● **Written exercise**:
Return all lines from the listing below in which the string "laine" occurs.

● **Dataset records**:
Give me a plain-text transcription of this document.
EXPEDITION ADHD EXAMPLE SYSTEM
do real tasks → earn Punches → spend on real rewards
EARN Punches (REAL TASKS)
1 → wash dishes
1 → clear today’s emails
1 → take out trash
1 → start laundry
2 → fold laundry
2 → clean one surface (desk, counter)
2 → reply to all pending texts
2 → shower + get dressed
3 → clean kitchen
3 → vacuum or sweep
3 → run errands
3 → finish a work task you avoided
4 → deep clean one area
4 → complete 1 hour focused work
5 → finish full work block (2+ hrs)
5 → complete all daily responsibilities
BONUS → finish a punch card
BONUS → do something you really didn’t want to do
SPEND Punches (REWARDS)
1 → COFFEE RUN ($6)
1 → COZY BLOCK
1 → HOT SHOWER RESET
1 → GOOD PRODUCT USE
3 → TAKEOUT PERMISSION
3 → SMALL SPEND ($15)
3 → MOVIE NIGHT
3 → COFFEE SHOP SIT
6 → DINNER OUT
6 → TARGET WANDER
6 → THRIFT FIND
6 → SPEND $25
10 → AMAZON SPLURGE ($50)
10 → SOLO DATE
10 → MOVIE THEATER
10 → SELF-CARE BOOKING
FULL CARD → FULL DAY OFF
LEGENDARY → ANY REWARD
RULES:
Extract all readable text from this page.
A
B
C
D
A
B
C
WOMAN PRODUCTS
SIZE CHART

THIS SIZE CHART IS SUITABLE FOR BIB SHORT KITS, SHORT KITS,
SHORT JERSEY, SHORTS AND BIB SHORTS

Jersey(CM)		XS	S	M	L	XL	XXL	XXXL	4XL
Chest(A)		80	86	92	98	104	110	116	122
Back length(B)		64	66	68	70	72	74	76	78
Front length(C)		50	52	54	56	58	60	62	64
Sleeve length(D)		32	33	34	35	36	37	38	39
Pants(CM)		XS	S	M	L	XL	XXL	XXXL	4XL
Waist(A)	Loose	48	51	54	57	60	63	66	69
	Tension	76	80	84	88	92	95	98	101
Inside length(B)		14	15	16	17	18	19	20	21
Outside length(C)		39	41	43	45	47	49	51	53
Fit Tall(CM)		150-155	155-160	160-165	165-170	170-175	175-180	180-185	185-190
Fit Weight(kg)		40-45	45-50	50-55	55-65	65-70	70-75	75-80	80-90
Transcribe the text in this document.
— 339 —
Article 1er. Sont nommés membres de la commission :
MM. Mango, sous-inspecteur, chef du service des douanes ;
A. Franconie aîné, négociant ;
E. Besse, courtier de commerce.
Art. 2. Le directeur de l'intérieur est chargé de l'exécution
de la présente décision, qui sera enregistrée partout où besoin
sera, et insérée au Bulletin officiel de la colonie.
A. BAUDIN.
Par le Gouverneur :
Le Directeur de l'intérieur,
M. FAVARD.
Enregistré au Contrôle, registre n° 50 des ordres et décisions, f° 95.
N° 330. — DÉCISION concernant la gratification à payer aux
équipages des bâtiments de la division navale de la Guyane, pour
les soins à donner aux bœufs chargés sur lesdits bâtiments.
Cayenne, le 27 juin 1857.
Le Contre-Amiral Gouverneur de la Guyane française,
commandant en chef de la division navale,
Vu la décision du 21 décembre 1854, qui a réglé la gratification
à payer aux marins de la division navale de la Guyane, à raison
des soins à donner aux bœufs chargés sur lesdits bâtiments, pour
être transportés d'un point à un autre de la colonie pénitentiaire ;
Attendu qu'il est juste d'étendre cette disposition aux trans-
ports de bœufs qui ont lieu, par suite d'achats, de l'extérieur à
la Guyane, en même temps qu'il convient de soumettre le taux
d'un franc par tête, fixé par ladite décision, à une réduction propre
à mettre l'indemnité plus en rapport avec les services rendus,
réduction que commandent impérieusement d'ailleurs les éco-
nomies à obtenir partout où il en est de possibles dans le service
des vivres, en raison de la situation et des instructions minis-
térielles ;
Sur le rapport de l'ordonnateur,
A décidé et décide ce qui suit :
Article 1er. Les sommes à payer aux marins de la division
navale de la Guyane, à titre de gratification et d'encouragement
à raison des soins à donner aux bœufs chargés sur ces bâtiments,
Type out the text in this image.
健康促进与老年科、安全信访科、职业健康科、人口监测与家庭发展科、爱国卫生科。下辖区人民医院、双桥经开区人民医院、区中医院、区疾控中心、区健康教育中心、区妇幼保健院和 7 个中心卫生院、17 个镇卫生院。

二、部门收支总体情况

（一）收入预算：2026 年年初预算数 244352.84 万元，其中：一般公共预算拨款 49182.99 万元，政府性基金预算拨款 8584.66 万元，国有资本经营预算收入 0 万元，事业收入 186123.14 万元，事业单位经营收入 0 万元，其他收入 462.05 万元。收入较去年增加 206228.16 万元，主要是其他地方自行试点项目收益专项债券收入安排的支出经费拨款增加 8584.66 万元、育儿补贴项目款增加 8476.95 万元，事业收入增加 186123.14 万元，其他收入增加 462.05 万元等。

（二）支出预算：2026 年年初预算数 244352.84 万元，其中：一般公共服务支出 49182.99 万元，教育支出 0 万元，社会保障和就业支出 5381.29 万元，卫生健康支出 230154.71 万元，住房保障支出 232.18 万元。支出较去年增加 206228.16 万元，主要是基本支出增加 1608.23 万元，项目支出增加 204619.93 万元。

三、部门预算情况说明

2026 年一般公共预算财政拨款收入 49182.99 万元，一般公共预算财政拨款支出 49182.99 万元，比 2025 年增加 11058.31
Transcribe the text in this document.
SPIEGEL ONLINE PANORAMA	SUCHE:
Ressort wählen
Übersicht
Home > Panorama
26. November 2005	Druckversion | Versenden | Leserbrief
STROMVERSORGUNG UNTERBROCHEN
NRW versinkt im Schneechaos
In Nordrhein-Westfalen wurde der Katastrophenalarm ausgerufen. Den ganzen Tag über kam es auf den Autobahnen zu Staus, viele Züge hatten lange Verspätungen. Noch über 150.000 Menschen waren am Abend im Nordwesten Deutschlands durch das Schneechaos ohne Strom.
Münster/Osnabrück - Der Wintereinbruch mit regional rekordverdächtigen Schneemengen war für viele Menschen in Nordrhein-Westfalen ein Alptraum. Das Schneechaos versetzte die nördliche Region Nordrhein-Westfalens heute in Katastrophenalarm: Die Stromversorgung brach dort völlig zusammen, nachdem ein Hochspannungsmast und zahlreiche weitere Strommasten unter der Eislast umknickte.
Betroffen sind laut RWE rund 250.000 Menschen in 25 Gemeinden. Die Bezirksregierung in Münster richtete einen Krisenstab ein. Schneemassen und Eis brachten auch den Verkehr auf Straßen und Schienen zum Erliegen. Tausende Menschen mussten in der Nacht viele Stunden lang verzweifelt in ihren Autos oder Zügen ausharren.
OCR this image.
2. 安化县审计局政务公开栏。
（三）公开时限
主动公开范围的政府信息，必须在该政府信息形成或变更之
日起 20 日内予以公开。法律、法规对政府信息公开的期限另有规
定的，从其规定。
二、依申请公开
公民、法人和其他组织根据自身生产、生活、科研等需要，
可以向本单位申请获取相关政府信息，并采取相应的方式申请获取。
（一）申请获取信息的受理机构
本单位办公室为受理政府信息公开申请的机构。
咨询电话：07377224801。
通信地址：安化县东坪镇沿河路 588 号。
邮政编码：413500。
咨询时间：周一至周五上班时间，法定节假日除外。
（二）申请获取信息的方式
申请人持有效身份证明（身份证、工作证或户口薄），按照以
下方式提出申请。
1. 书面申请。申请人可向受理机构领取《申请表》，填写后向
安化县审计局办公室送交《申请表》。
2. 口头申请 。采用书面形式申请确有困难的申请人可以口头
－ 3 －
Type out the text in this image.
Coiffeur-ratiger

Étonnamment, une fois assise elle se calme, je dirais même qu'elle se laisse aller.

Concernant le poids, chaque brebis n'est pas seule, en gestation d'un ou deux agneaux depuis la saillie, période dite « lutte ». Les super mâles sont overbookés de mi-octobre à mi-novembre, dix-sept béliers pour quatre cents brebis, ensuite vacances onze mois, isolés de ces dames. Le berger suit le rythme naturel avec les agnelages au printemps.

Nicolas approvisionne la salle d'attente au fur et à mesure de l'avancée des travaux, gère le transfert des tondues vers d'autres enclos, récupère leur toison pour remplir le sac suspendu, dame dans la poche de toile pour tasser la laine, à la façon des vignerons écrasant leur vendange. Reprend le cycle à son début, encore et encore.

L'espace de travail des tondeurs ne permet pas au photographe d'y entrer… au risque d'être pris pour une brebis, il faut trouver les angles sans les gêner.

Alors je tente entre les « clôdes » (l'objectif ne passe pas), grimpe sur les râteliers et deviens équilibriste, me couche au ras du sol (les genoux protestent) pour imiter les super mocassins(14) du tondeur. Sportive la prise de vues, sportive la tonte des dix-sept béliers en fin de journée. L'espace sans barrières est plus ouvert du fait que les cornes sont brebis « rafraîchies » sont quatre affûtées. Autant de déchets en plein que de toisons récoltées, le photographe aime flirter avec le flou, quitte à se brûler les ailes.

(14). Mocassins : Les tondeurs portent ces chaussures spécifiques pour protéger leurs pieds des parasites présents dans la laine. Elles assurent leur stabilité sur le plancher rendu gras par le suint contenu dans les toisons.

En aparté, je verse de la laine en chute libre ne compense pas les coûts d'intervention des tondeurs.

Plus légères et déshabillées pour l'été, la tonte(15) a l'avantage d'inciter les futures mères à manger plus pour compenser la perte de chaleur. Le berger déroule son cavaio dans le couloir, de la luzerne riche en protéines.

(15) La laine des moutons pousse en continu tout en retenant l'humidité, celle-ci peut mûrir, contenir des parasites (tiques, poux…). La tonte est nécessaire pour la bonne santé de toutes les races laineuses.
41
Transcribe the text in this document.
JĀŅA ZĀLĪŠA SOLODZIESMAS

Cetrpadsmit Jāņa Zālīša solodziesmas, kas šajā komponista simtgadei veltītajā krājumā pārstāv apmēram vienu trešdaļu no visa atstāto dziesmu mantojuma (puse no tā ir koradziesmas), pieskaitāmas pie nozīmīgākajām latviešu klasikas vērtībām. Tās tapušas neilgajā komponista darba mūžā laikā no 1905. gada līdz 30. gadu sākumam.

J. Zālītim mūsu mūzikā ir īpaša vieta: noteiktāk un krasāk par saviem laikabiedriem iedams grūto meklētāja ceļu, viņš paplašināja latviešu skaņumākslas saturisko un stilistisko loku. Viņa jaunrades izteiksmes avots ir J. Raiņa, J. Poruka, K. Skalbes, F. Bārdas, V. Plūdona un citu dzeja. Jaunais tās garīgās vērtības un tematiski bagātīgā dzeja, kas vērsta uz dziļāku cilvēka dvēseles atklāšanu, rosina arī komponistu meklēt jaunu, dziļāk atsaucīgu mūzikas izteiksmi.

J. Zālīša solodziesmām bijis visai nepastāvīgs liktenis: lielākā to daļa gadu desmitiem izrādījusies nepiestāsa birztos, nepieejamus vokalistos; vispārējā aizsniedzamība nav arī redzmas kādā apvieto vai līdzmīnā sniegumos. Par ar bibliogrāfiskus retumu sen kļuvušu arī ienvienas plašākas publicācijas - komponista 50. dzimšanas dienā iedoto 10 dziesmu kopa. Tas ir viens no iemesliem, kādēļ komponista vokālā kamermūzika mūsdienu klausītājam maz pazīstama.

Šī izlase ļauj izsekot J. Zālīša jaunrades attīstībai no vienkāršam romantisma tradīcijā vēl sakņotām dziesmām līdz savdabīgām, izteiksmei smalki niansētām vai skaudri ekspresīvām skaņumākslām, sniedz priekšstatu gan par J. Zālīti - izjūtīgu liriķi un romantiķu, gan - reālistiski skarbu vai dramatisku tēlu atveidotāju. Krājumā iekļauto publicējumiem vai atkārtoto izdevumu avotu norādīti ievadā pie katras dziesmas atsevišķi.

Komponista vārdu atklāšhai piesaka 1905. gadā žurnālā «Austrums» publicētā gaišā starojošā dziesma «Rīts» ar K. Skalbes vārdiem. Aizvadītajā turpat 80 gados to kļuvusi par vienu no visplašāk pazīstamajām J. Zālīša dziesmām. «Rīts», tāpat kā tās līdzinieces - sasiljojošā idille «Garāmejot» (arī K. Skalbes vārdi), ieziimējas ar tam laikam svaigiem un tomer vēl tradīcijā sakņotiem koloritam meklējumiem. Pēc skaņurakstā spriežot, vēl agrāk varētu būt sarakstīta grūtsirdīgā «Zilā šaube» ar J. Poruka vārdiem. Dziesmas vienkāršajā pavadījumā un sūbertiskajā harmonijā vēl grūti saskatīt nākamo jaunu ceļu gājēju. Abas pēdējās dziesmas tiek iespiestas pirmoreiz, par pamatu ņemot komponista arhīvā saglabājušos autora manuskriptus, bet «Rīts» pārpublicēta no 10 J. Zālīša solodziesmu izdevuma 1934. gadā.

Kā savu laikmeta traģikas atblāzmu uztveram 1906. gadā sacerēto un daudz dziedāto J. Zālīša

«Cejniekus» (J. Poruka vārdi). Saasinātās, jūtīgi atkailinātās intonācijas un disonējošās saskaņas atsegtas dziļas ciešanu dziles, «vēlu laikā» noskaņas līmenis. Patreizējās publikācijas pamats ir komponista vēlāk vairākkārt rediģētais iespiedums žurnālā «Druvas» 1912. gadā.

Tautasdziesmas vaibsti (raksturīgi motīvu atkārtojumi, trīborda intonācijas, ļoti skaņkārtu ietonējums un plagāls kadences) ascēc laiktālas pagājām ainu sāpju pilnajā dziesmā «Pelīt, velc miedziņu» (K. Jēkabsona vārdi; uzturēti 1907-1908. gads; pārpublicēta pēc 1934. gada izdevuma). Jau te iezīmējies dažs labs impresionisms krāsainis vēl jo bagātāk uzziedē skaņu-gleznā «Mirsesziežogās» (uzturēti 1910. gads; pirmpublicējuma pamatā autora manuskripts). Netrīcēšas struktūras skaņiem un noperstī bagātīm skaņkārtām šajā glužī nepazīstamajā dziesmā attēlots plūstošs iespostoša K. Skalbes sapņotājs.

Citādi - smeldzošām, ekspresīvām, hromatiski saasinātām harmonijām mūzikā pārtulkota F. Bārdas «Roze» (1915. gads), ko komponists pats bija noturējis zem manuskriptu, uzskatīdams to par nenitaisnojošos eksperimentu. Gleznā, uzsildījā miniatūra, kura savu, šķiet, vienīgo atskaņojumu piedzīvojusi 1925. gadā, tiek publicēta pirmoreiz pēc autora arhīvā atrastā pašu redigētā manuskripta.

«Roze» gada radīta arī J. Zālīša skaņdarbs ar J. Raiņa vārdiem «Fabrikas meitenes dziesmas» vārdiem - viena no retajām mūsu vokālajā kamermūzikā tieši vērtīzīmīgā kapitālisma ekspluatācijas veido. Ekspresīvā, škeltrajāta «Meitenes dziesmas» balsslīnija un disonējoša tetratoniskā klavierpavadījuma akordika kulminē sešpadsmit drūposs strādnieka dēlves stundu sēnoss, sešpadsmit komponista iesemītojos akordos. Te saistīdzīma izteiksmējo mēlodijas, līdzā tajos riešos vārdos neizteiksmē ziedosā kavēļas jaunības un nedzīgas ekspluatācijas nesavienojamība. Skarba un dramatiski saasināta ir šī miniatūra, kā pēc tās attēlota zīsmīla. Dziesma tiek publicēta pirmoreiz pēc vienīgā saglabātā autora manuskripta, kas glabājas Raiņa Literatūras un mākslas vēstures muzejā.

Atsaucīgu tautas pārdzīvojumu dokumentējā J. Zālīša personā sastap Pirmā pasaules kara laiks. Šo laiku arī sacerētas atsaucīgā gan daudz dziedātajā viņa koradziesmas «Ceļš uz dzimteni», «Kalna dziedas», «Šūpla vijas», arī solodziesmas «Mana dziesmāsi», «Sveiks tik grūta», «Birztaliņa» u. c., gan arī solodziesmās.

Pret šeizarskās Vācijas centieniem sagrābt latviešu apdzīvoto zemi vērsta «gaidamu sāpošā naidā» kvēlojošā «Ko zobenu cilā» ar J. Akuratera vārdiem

● **Task answer**:
Nicolas approvisionne la salle d'attente au fur et à mesure de l'avancée des travaux, gère le transfert des tondues vers d'autres enclos, récupère leur toison pour remplir le sac suspendu, dame dans la poche de toile pour tasser la laine, à la façon des vignerons écrasant leur vendange. Reprend le cycle à son début, encore et encore.
(14). Mocassins : Les tondeurs portent ces chaussures spécifiques pour protéger leurs pieds des parasites présents dans la laine. Elles assurent leur stabilité sur le plancher rendu gras par le suint contenu dans les toisons.
En aparté, je verse de la laine en chute libre ne compense pas les coûts d'intervention des tondeurs.
(15) La laine des moutons pousse en continu tout en retenant l'humidité, celle-ci peut mûrir, contenir des parasites (tiques, poux…). La tonte est nécessaire pour la bonne santé de toutes les races laineuses.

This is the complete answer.